# Information provided start

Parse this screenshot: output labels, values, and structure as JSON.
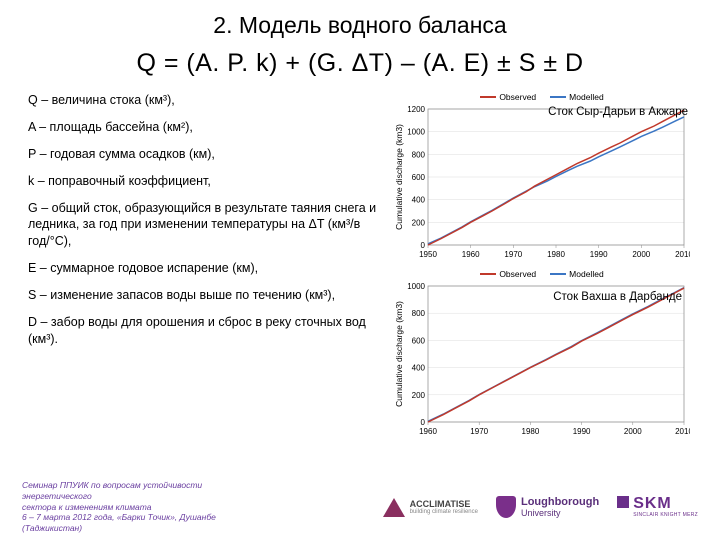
{
  "title": "2. Модель водного баланса",
  "equation": "Q = (A. P. k) + (G. ΔT) – (A. E) ± S ± D",
  "defs": {
    "Q": "Q –  величина стока (км³),",
    "A": "A – площадь бассейна (км²),",
    "P": "P – годовая сумма осадков (км),",
    "k": "k – поправочный коэффициент,",
    "G": "G –  общий сток, образующийся в результате таяния снега и ледника, за год при изменении температуры на ΔT (км³/в год/°C),",
    "E": "E – суммарное годовое испарение (км),",
    "S": "S – изменение запасов воды выше по течению (км³),",
    "D": "D – забор воды для орошения и сброс в реку сточных вод (км³)."
  },
  "chart1": {
    "title_overlay": "Сток Сыр-Дарьи в Акжаре",
    "legend": {
      "observed": "Observed",
      "modelled": "Modelled"
    },
    "yaxis_label": "Cumulative discharge (km3)",
    "xlim": [
      1950,
      2010
    ],
    "xtick_step": 10,
    "ylim": [
      0,
      1200
    ],
    "ytick_step": 200,
    "series_observed_color": "#c0392b",
    "series_modelled_color": "#3b76c4",
    "grid_color": "#dddddd",
    "observed": [
      [
        1950,
        0
      ],
      [
        1953,
        55
      ],
      [
        1955,
        95
      ],
      [
        1958,
        155
      ],
      [
        1960,
        200
      ],
      [
        1963,
        260
      ],
      [
        1965,
        300
      ],
      [
        1968,
        365
      ],
      [
        1970,
        410
      ],
      [
        1973,
        470
      ],
      [
        1975,
        520
      ],
      [
        1978,
        580
      ],
      [
        1980,
        620
      ],
      [
        1983,
        680
      ],
      [
        1985,
        720
      ],
      [
        1988,
        770
      ],
      [
        1990,
        810
      ],
      [
        1993,
        865
      ],
      [
        1995,
        900
      ],
      [
        1998,
        960
      ],
      [
        2000,
        1000
      ],
      [
        2003,
        1050
      ],
      [
        2005,
        1090
      ],
      [
        2008,
        1150
      ],
      [
        2010,
        1190
      ]
    ],
    "modelled": [
      [
        1950,
        10
      ],
      [
        1953,
        60
      ],
      [
        1955,
        100
      ],
      [
        1958,
        160
      ],
      [
        1960,
        205
      ],
      [
        1963,
        265
      ],
      [
        1965,
        305
      ],
      [
        1968,
        370
      ],
      [
        1970,
        415
      ],
      [
        1973,
        475
      ],
      [
        1975,
        515
      ],
      [
        1978,
        565
      ],
      [
        1980,
        605
      ],
      [
        1983,
        660
      ],
      [
        1985,
        695
      ],
      [
        1988,
        740
      ],
      [
        1990,
        778
      ],
      [
        1993,
        830
      ],
      [
        1995,
        865
      ],
      [
        1998,
        920
      ],
      [
        2000,
        958
      ],
      [
        2003,
        1005
      ],
      [
        2005,
        1040
      ],
      [
        2008,
        1095
      ],
      [
        2010,
        1130
      ]
    ]
  },
  "chart2": {
    "title_overlay": "Сток Вахша в Дарбанде",
    "legend": {
      "observed": "Observed",
      "modelled": "Modelled"
    },
    "yaxis_label": "Cumulative discharge (km3)",
    "xlim": [
      1960,
      2010
    ],
    "xtick_step": 10,
    "ylim": [
      0,
      1000
    ],
    "ytick_step": 200,
    "series_observed_color": "#c0392b",
    "series_modelled_color": "#3b76c4",
    "grid_color": "#dddddd",
    "observed": [
      [
        1960,
        0
      ],
      [
        1963,
        55
      ],
      [
        1965,
        95
      ],
      [
        1968,
        155
      ],
      [
        1970,
        200
      ],
      [
        1973,
        260
      ],
      [
        1975,
        300
      ],
      [
        1978,
        360
      ],
      [
        1980,
        400
      ],
      [
        1983,
        455
      ],
      [
        1985,
        495
      ],
      [
        1988,
        550
      ],
      [
        1990,
        595
      ],
      [
        1993,
        650
      ],
      [
        1995,
        690
      ],
      [
        1998,
        750
      ],
      [
        2000,
        790
      ],
      [
        2003,
        845
      ],
      [
        2005,
        885
      ],
      [
        2008,
        945
      ],
      [
        2010,
        985
      ]
    ],
    "modelled": [
      [
        1960,
        5
      ],
      [
        1963,
        58
      ],
      [
        1965,
        98
      ],
      [
        1968,
        158
      ],
      [
        1970,
        202
      ],
      [
        1973,
        262
      ],
      [
        1975,
        302
      ],
      [
        1978,
        362
      ],
      [
        1980,
        402
      ],
      [
        1983,
        458
      ],
      [
        1985,
        498
      ],
      [
        1988,
        555
      ],
      [
        1990,
        598
      ],
      [
        1993,
        655
      ],
      [
        1995,
        695
      ],
      [
        1998,
        755
      ],
      [
        2000,
        795
      ],
      [
        2003,
        850
      ],
      [
        2005,
        890
      ],
      [
        2008,
        948
      ],
      [
        2010,
        988
      ]
    ]
  },
  "footer": {
    "text_l1": "Семинар ППУИК по вопросам устойчивости энергетического",
    "text_l2": "сектора к изменениям климата",
    "text_l3": "6 – 7 марта 2012 года, «Барки Точик», Душанбе (Таджикистан)",
    "acc_name": "ACCLIMATISE",
    "acc_tag": "building climate resilience",
    "lb_name": "Loughborough",
    "lb_sub": "University",
    "skm_name": "SKM",
    "skm_tag": "SINCLAIR KNIGHT MERZ"
  }
}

# Information provided end

**The task**
Give back every line exactly as it stands, pictures excluded.

**The answer**
Parse this screenshot: output labels, values, and structure as JSON.
{
  "title": "2. Модель водного баланса",
  "equation": "Q = (A. P. k) + (G. ΔT) – (A. E) ± S ± D",
  "defs": {
    "Q": "Q –  величина стока (км³),",
    "A": "A – площадь бассейна (км²),",
    "P": "P – годовая сумма осадков (км),",
    "k": "k – поправочный коэффициент,",
    "G": "G –  общий сток, образующийся в результате таяния снега и ледника, за год при изменении температуры на ΔT (км³/в год/°C),",
    "E": "E – суммарное годовое испарение (км),",
    "S": "S – изменение запасов воды выше по течению (км³),",
    "D": "D – забор воды для орошения и сброс в реку сточных вод (км³)."
  },
  "chart1": {
    "title_overlay": "Сток Сыр-Дарьи в Акжаре",
    "legend": {
      "observed": "Observed",
      "modelled": "Modelled"
    },
    "yaxis_label": "Cumulative discharge (km3)",
    "xlim": [
      1950,
      2010
    ],
    "xtick_step": 10,
    "ylim": [
      0,
      1200
    ],
    "ytick_step": 200,
    "series_observed_color": "#c0392b",
    "series_modelled_color": "#3b76c4",
    "grid_color": "#dddddd",
    "observed": [
      [
        1950,
        0
      ],
      [
        1953,
        55
      ],
      [
        1955,
        95
      ],
      [
        1958,
        155
      ],
      [
        1960,
        200
      ],
      [
        1963,
        260
      ],
      [
        1965,
        300
      ],
      [
        1968,
        365
      ],
      [
        1970,
        410
      ],
      [
        1973,
        470
      ],
      [
        1975,
        520
      ],
      [
        1978,
        580
      ],
      [
        1980,
        620
      ],
      [
        1983,
        680
      ],
      [
        1985,
        720
      ],
      [
        1988,
        770
      ],
      [
        1990,
        810
      ],
      [
        1993,
        865
      ],
      [
        1995,
        900
      ],
      [
        1998,
        960
      ],
      [
        2000,
        1000
      ],
      [
        2003,
        1050
      ],
      [
        2005,
        1090
      ],
      [
        2008,
        1150
      ],
      [
        2010,
        1190
      ]
    ],
    "modelled": [
      [
        1950,
        10
      ],
      [
        1953,
        60
      ],
      [
        1955,
        100
      ],
      [
        1958,
        160
      ],
      [
        1960,
        205
      ],
      [
        1963,
        265
      ],
      [
        1965,
        305
      ],
      [
        1968,
        370
      ],
      [
        1970,
        415
      ],
      [
        1973,
        475
      ],
      [
        1975,
        515
      ],
      [
        1978,
        565
      ],
      [
        1980,
        605
      ],
      [
        1983,
        660
      ],
      [
        1985,
        695
      ],
      [
        1988,
        740
      ],
      [
        1990,
        778
      ],
      [
        1993,
        830
      ],
      [
        1995,
        865
      ],
      [
        1998,
        920
      ],
      [
        2000,
        958
      ],
      [
        2003,
        1005
      ],
      [
        2005,
        1040
      ],
      [
        2008,
        1095
      ],
      [
        2010,
        1130
      ]
    ]
  },
  "chart2": {
    "title_overlay": "Сток Вахша в Дарбанде",
    "legend": {
      "observed": "Observed",
      "modelled": "Modelled"
    },
    "yaxis_label": "Cumulative discharge (km3)",
    "xlim": [
      1960,
      2010
    ],
    "xtick_step": 10,
    "ylim": [
      0,
      1000
    ],
    "ytick_step": 200,
    "series_observed_color": "#c0392b",
    "series_modelled_color": "#3b76c4",
    "grid_color": "#dddddd",
    "observed": [
      [
        1960,
        0
      ],
      [
        1963,
        55
      ],
      [
        1965,
        95
      ],
      [
        1968,
        155
      ],
      [
        1970,
        200
      ],
      [
        1973,
        260
      ],
      [
        1975,
        300
      ],
      [
        1978,
        360
      ],
      [
        1980,
        400
      ],
      [
        1983,
        455
      ],
      [
        1985,
        495
      ],
      [
        1988,
        550
      ],
      [
        1990,
        595
      ],
      [
        1993,
        650
      ],
      [
        1995,
        690
      ],
      [
        1998,
        750
      ],
      [
        2000,
        790
      ],
      [
        2003,
        845
      ],
      [
        2005,
        885
      ],
      [
        2008,
        945
      ],
      [
        2010,
        985
      ]
    ],
    "modelled": [
      [
        1960,
        5
      ],
      [
        1963,
        58
      ],
      [
        1965,
        98
      ],
      [
        1968,
        158
      ],
      [
        1970,
        202
      ],
      [
        1973,
        262
      ],
      [
        1975,
        302
      ],
      [
        1978,
        362
      ],
      [
        1980,
        402
      ],
      [
        1983,
        458
      ],
      [
        1985,
        498
      ],
      [
        1988,
        555
      ],
      [
        1990,
        598
      ],
      [
        1993,
        655
      ],
      [
        1995,
        695
      ],
      [
        1998,
        755
      ],
      [
        2000,
        795
      ],
      [
        2003,
        850
      ],
      [
        2005,
        890
      ],
      [
        2008,
        948
      ],
      [
        2010,
        988
      ]
    ]
  },
  "footer": {
    "text_l1": "Семинар ППУИК по вопросам устойчивости энергетического",
    "text_l2": "сектора к изменениям климата",
    "text_l3": "6 – 7 марта 2012 года, «Барки Точик», Душанбе (Таджикистан)",
    "acc_name": "ACCLIMATISE",
    "acc_tag": "building climate resilience",
    "lb_name": "Loughborough",
    "lb_sub": "University",
    "skm_name": "SKM",
    "skm_tag": "SINCLAIR KNIGHT MERZ"
  }
}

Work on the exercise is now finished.